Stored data
>> Begin

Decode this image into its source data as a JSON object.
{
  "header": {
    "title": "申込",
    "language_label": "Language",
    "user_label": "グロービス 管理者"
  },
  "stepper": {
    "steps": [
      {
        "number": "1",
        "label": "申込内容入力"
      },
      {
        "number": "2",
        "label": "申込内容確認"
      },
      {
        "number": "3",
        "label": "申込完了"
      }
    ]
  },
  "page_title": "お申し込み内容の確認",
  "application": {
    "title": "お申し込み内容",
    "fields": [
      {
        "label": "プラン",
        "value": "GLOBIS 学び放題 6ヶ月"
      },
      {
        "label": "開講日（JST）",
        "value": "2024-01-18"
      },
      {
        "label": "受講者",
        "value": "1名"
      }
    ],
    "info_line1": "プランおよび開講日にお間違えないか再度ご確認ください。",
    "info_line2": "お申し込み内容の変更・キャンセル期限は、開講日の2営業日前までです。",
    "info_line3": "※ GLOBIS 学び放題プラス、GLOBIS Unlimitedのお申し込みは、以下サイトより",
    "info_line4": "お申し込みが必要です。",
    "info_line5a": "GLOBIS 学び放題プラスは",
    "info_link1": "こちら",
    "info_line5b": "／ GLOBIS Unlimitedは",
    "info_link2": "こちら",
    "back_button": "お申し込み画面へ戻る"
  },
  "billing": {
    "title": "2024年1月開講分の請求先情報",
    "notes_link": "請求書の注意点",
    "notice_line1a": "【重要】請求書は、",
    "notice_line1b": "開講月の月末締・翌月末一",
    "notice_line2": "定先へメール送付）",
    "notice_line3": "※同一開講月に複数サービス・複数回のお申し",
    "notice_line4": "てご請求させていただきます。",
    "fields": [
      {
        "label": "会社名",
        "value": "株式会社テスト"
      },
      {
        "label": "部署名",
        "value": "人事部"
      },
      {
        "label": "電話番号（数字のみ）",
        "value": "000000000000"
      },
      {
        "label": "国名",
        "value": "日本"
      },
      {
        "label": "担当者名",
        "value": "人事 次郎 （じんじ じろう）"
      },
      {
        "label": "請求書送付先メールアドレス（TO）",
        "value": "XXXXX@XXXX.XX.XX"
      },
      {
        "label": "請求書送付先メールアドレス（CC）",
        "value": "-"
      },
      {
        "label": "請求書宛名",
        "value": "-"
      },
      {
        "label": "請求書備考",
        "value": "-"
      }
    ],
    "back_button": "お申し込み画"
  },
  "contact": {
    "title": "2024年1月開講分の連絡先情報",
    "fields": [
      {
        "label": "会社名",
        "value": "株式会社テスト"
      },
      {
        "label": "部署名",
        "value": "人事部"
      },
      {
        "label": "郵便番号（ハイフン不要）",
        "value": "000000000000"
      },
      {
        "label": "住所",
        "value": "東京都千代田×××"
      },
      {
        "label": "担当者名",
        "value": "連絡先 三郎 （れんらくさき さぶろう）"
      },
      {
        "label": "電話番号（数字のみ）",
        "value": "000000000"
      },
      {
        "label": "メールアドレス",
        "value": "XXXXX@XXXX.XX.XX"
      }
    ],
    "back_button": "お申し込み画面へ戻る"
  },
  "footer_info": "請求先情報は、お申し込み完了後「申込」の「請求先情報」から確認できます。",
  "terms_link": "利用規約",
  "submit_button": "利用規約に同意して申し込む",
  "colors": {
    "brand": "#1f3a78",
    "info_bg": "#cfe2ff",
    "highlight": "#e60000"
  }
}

>> End

STATED TASK –
Please quote the data above in full, with no line missing.

ANSWER TO THE EXERCISE –
Decode this image into its source data as a JSON object.
{
  "header": {
    "title": "申込",
    "language_label": "Language",
    "user_label": "グロービス 管理者"
  },
  "stepper": {
    "steps": [
      {
        "number": "1",
        "label": "申込内容入力"
      },
      {
        "number": "2",
        "label": "申込内容確認"
      },
      {
        "number": "3",
        "label": "申込完了"
      }
    ]
  },
  "page_title": "お申し込み内容の確認",
  "application": {
    "title": "お申し込み内容",
    "fields": [
      {
        "label": "プラン",
        "value": "GLOBIS 学び放題 6ヶ月"
      },
      {
        "label": "開講日（JST）",
        "value": "2024-01-18"
      },
      {
        "label": "受講者",
        "value": "1名"
      }
    ],
    "info_line1": "プランおよび開講日にお間違えないか再度ご確認ください。",
    "info_line2": "お申し込み内容の変更・キャンセル期限は、開講日の2営業日前までです。",
    "info_line3": "※ GLOBIS 学び放題プラス、GLOBIS Unlimitedのお申し込みは、以下サイトより",
    "info_line4": "お申し込みが必要です。",
    "info_line5a": "GLOBIS 学び放題プラスは",
    "info_link1": "こちら",
    "info_line5b": "／ GLOBIS Unlimitedは",
    "info_link2": "こちら",
    "back_button": "お申し込み画面へ戻る"
  },
  "billing": {
    "title": "2024年1月開講分の請求先情報",
    "notes_link": "請求書の注意点",
    "notice_line1a": "【重要】請求書は、",
    "notice_line1b": "開講月の月末締・翌月末一",
    "notice_line2": "定先へメール送付）",
    "notice_line3": "※同一開講月に複数サービス・複数回のお申し",
    "notice_line4": "てご請求させていただきます。",
    "fields": [
      {
        "label": "会社名",
        "value": "株式会社テスト"
      },
      {
        "label": "部署名",
        "value": "人事部"
      },
      {
        "label": "電話番号（数字のみ）",
        "value": "000000000000"
      },
      {
        "label": "国名",
        "value": "日本"
      },
      {
        "label": "担当者名",
        "value": "人事 次郎 （じんじ じろう）"
      },
      {
        "label": "請求書送付先メールアドレス（TO）",
        "value": "XXXXX@XXXX.XX.XX"
      },
      {
        "label": "請求書送付先メールアドレス（CC）",
        "value": "-"
      },
      {
        "label": "請求書宛名",
        "value": "-"
      },
      {
        "label": "請求書備考",
        "value": "-"
      }
    ],
    "back_button": "お申し込み画"
  },
  "contact": {
    "title": "2024年1月開講分の連絡先情報",
    "fields": [
      {
        "label": "会社名",
        "value": "株式会社テスト"
      },
      {
        "label": "部署名",
        "value": "人事部"
      },
      {
        "label": "郵便番号（ハイフン不要）",
        "value": "000000000000"
      },
      {
        "label": "住所",
        "value": "東京都千代田×××"
      },
      {
        "label": "担当者名",
        "value": "連絡先 三郎 （れんらくさき さぶろう）"
      },
      {
        "label": "電話番号（数字のみ）",
        "value": "000000000"
      },
      {
        "label": "メールアドレス",
        "value": "XXXXX@XXXX.XX.XX"
      }
    ],
    "back_button": "お申し込み画面へ戻る"
  },
  "footer_info": "請求先情報は、お申し込み完了後「申込」の「請求先情報」から確認できます。",
  "terms_link": "利用規約",
  "submit_button": "利用規約に同意して申し込む",
  "colors": {
    "brand": "#1f3a78",
    "info_bg": "#cfe2ff",
    "highlight": "#e60000"
  }
}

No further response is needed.